Short task »
Would you transcribe the whole listing exactly, minus its pictures?
+++ Supplied material
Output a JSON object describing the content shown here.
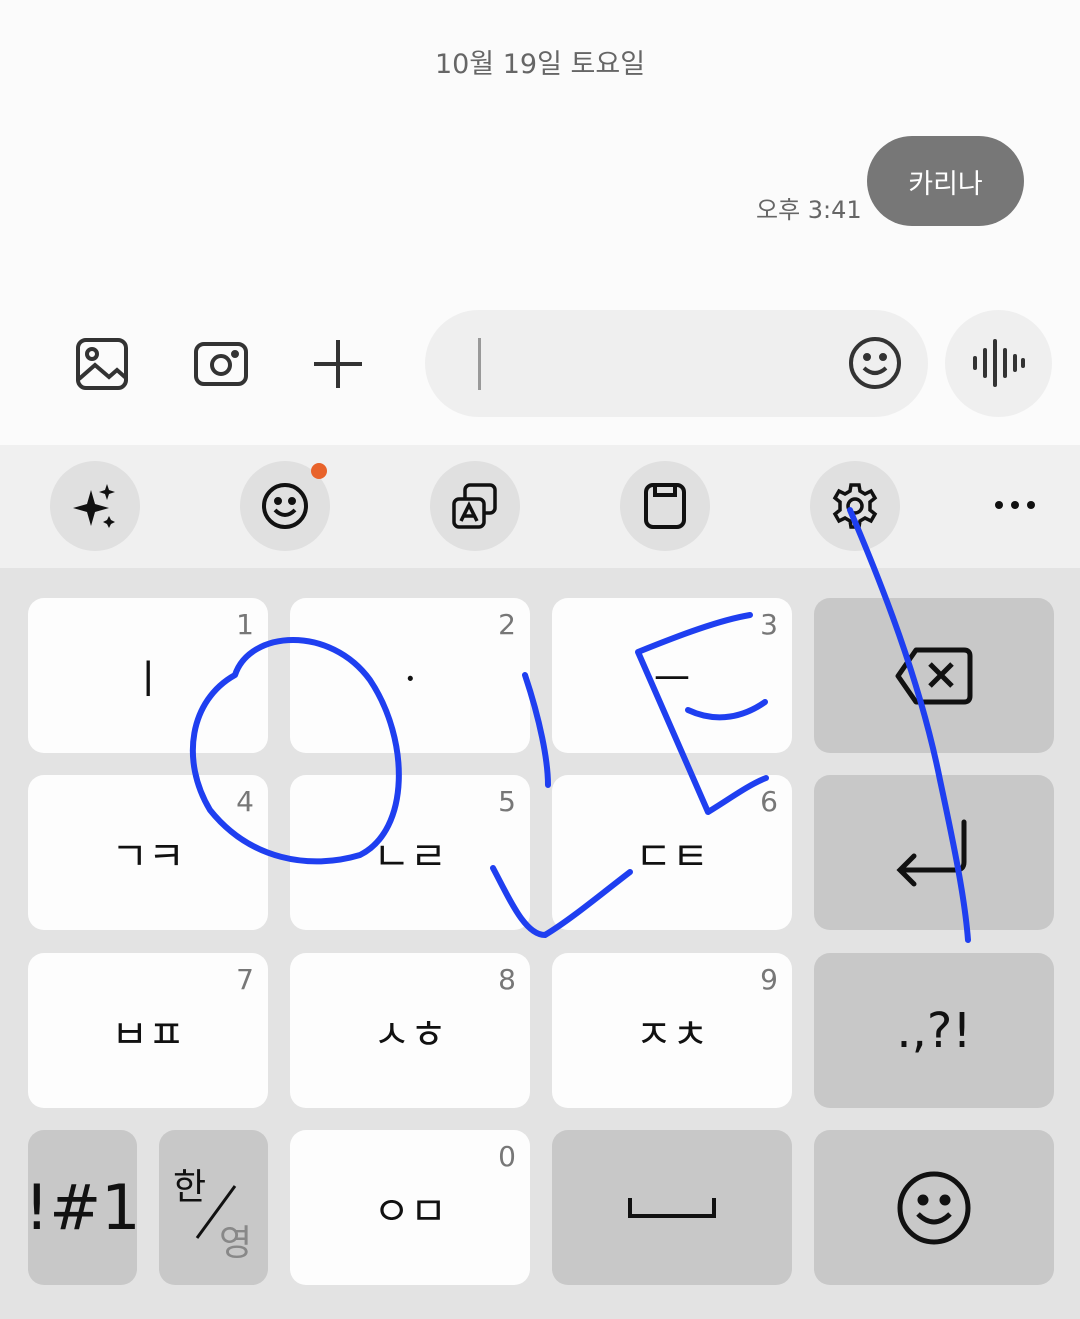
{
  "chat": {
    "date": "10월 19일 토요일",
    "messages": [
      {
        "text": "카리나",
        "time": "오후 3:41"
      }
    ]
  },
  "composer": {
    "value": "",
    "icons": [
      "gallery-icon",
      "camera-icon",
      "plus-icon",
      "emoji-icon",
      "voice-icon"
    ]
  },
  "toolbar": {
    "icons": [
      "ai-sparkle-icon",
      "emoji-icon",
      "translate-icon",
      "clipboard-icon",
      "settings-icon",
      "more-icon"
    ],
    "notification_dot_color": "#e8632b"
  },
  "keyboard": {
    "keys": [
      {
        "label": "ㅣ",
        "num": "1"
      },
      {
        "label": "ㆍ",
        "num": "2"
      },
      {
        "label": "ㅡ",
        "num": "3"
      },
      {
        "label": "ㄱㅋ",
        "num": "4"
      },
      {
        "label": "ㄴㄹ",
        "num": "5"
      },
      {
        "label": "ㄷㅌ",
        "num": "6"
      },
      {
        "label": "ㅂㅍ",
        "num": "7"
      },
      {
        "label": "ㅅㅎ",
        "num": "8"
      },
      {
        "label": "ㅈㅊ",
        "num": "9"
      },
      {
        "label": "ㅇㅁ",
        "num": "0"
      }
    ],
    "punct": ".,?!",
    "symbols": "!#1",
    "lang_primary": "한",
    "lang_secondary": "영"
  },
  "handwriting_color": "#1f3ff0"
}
++++++
Answer to this task »
Output a JSON object describing the content shown here.
{
  "chat": {
    "date": "10월 19일 토요일",
    "messages": [
      {
        "text": "카리나",
        "time": "오후 3:41"
      }
    ]
  },
  "composer": {
    "value": "",
    "icons": [
      "gallery-icon",
      "camera-icon",
      "plus-icon",
      "emoji-icon",
      "voice-icon"
    ]
  },
  "toolbar": {
    "icons": [
      "ai-sparkle-icon",
      "emoji-icon",
      "translate-icon",
      "clipboard-icon",
      "settings-icon",
      "more-icon"
    ],
    "notification_dot_color": "#e8632b"
  },
  "keyboard": {
    "keys": [
      {
        "label": "ㅣ",
        "num": "1"
      },
      {
        "label": "ㆍ",
        "num": "2"
      },
      {
        "label": "ㅡ",
        "num": "3"
      },
      {
        "label": "ㄱㅋ",
        "num": "4"
      },
      {
        "label": "ㄴㄹ",
        "num": "5"
      },
      {
        "label": "ㄷㅌ",
        "num": "6"
      },
      {
        "label": "ㅂㅍ",
        "num": "7"
      },
      {
        "label": "ㅅㅎ",
        "num": "8"
      },
      {
        "label": "ㅈㅊ",
        "num": "9"
      },
      {
        "label": "ㅇㅁ",
        "num": "0"
      }
    ],
    "punct": ".,?!",
    "symbols": "!#1",
    "lang_primary": "한",
    "lang_secondary": "영"
  },
  "handwriting_color": "#1f3ff0"
}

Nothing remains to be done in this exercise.